Problem requirements:
Only a number is wanted: how many lines of the entries include the string "doing"?
## Begin Data listing
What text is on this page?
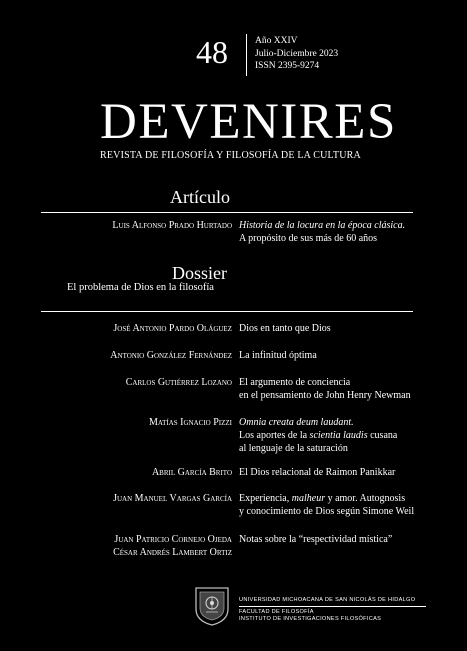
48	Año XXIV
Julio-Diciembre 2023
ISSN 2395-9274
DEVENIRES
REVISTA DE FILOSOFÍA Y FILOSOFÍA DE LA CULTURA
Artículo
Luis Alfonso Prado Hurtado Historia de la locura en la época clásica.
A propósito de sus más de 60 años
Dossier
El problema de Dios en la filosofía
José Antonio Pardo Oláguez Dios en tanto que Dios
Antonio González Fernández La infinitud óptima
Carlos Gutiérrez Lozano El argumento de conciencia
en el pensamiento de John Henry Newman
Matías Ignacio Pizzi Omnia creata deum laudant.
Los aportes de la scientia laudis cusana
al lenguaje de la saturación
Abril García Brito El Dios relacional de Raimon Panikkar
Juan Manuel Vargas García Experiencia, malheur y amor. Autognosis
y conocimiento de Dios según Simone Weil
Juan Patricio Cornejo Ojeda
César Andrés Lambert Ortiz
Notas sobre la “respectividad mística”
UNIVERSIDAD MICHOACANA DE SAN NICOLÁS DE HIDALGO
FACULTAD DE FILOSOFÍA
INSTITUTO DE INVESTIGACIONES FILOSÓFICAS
## End Data listing
## Begin Data listing
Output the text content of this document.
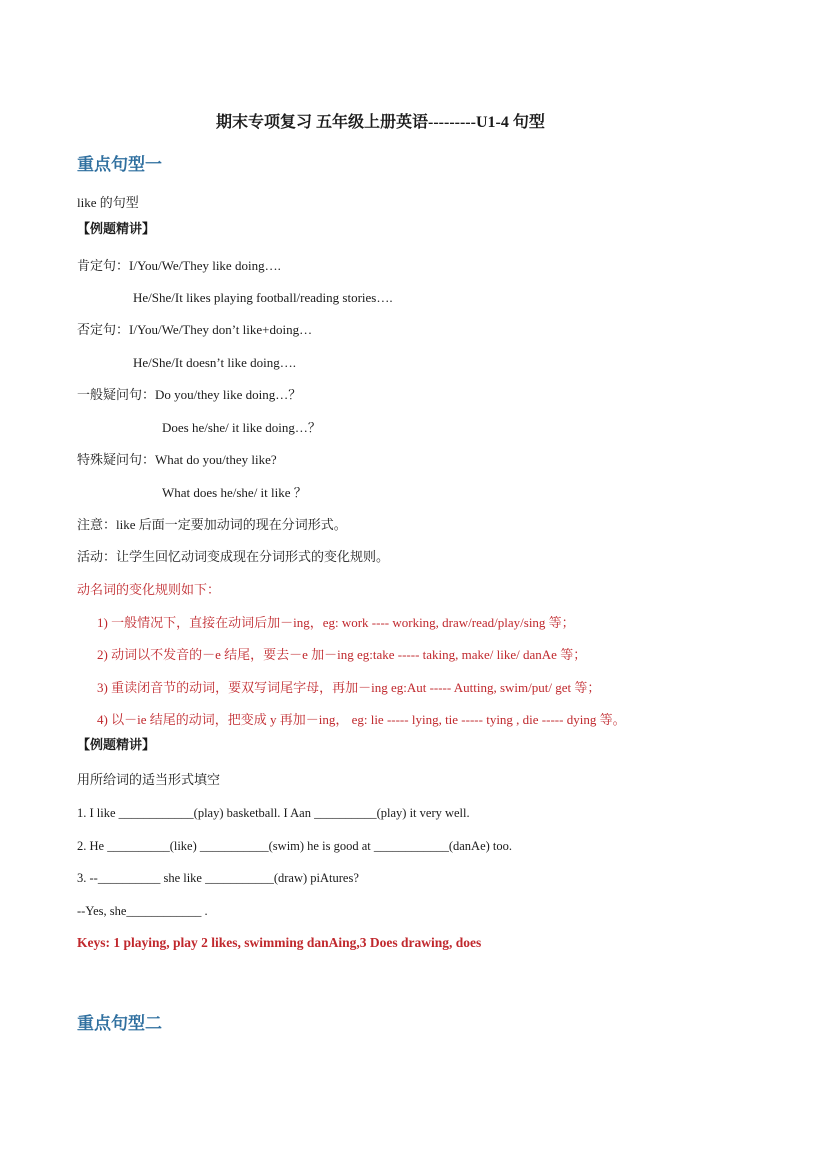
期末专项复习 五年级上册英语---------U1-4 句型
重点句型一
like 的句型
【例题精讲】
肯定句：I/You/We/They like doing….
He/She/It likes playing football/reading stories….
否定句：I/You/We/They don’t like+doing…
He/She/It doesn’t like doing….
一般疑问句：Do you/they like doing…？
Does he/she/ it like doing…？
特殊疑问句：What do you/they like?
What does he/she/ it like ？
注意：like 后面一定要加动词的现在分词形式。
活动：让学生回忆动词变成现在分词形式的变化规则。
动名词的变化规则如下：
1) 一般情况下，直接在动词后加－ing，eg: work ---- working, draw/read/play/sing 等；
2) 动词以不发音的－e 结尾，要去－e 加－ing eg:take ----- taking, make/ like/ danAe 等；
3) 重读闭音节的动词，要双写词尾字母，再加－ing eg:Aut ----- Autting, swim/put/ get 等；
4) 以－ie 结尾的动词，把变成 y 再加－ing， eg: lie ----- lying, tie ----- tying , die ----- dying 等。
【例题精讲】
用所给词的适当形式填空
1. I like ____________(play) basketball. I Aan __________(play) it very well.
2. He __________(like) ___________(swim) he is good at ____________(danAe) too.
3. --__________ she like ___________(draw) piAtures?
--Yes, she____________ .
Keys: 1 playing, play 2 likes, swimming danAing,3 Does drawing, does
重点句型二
## End Data listing
Full response:
5